(Saved data entries)
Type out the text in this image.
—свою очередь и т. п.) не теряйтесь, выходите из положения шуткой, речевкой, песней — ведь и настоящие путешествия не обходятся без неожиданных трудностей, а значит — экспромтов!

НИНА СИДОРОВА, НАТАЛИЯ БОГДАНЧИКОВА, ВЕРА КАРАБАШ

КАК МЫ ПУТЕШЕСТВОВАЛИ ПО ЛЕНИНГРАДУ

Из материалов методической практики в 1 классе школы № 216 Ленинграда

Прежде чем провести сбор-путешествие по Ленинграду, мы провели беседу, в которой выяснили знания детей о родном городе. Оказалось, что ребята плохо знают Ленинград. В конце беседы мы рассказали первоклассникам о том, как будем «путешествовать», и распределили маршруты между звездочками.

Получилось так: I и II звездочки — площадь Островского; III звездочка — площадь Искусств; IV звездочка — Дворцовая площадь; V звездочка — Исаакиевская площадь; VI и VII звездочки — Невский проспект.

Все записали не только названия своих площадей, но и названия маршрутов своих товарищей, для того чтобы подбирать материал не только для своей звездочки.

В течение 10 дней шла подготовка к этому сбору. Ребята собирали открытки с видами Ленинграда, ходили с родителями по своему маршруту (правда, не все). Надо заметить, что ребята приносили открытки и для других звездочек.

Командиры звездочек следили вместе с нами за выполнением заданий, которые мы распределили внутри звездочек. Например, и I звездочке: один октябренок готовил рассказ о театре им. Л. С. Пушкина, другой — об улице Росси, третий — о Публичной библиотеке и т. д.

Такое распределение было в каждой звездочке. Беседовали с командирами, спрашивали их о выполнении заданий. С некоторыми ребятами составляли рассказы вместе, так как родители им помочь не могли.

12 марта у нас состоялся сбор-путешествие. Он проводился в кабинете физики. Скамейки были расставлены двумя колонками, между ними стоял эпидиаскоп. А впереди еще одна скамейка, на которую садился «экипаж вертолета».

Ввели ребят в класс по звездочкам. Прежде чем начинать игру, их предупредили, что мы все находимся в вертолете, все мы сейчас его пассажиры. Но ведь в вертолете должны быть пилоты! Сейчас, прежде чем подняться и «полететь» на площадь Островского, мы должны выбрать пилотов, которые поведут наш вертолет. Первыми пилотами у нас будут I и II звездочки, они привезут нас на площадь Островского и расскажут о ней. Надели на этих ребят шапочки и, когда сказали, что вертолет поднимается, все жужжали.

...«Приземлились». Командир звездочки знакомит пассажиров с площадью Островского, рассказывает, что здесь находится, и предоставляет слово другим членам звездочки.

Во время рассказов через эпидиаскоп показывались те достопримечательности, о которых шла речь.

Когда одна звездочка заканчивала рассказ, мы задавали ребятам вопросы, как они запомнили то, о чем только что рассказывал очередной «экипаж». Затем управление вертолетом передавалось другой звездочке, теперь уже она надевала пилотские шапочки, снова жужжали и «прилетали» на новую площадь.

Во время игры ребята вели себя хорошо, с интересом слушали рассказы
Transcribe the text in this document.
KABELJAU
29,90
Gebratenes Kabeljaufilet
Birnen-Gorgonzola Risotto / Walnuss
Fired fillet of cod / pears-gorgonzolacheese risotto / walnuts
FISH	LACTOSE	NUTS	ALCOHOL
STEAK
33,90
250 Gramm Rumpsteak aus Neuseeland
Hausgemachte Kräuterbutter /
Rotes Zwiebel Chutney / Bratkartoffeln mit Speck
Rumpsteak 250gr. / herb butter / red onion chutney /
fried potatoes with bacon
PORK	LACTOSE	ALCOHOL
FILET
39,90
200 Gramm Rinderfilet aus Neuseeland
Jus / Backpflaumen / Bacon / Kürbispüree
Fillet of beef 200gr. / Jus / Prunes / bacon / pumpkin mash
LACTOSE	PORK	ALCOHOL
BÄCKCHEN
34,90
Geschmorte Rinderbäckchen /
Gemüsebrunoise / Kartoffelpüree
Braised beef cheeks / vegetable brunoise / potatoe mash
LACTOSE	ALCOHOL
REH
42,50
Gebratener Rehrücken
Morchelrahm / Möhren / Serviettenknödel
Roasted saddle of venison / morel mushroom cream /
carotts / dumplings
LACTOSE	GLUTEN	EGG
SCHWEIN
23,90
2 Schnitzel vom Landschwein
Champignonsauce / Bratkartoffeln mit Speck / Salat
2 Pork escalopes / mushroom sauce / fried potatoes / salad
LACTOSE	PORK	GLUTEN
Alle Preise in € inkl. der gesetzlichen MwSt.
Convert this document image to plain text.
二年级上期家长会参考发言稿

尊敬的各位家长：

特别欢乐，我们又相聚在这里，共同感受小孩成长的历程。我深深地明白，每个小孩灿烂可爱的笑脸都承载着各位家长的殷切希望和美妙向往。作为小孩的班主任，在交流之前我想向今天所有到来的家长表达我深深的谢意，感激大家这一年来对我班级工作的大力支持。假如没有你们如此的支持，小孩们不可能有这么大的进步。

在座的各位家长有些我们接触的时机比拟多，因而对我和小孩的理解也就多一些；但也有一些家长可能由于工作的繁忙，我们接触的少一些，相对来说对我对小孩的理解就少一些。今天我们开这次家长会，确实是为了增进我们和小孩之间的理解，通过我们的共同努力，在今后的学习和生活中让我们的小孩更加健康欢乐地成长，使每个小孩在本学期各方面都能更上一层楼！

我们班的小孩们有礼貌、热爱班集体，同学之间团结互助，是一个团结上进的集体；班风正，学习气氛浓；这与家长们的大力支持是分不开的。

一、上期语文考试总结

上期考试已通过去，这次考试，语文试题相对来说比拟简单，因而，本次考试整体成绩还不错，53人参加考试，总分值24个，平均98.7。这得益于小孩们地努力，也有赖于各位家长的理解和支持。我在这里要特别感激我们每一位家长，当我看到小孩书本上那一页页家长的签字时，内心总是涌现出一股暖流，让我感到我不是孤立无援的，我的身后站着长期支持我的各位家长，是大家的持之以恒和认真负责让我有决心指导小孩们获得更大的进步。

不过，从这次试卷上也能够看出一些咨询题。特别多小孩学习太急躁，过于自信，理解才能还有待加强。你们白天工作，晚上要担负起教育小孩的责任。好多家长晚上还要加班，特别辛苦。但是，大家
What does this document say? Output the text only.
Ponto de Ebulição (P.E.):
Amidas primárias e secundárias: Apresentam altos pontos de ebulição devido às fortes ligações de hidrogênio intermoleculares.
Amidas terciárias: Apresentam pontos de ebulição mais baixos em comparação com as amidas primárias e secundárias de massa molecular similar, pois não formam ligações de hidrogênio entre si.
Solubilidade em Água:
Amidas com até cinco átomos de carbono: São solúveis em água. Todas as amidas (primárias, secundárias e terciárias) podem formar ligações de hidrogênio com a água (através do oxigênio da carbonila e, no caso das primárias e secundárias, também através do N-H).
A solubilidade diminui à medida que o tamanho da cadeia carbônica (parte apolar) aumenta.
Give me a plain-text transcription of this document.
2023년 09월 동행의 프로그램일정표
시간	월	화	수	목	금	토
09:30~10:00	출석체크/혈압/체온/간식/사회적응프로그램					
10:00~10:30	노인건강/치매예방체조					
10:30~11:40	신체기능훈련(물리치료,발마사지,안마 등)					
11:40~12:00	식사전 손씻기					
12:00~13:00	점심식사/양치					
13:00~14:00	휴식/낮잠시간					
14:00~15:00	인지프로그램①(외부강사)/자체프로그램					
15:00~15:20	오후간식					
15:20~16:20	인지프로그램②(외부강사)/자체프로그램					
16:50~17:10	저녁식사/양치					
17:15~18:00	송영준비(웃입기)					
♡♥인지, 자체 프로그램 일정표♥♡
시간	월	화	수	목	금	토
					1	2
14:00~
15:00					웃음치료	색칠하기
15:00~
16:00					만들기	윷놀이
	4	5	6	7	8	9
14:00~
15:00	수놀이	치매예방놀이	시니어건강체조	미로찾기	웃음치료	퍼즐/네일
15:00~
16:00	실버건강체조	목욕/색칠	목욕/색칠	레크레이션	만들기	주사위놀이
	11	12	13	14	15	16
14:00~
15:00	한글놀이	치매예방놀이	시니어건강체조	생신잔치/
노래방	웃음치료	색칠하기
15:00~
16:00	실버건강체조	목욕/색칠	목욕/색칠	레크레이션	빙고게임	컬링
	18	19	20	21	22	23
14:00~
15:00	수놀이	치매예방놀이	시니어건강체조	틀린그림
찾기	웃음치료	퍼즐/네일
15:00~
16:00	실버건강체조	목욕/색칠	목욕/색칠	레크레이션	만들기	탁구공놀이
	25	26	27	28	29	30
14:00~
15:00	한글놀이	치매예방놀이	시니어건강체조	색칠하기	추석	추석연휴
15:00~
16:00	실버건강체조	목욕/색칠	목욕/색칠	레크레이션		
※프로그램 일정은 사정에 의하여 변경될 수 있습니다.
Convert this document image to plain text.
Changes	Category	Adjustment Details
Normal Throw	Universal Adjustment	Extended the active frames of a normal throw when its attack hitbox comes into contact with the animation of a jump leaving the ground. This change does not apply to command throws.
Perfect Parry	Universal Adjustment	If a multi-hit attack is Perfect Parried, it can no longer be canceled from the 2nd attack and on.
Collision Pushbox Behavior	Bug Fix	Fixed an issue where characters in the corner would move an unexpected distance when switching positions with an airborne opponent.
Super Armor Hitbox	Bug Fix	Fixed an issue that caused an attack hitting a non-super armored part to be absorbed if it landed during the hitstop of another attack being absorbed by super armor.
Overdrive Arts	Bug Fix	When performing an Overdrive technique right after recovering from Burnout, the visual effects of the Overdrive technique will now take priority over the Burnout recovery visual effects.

- Problem requirements
Where a line above includes "terciárias", copy that line.

- Exercise output
Amidas terciárias: Apresentam pontos de ebulição mais baixos em comparação com as amidas primárias e secundárias de massa molecular similar, pois não formam ligações de hidrogênio entre si.
Amidas com até cinco átomos de carbono: São solúveis em água. Todas as amidas (primárias, secundárias e terciárias) podem formar ligações de hidrogênio com a água (através do oxigênio da carbonila e, no caso das primárias e secundárias, também através do N-H).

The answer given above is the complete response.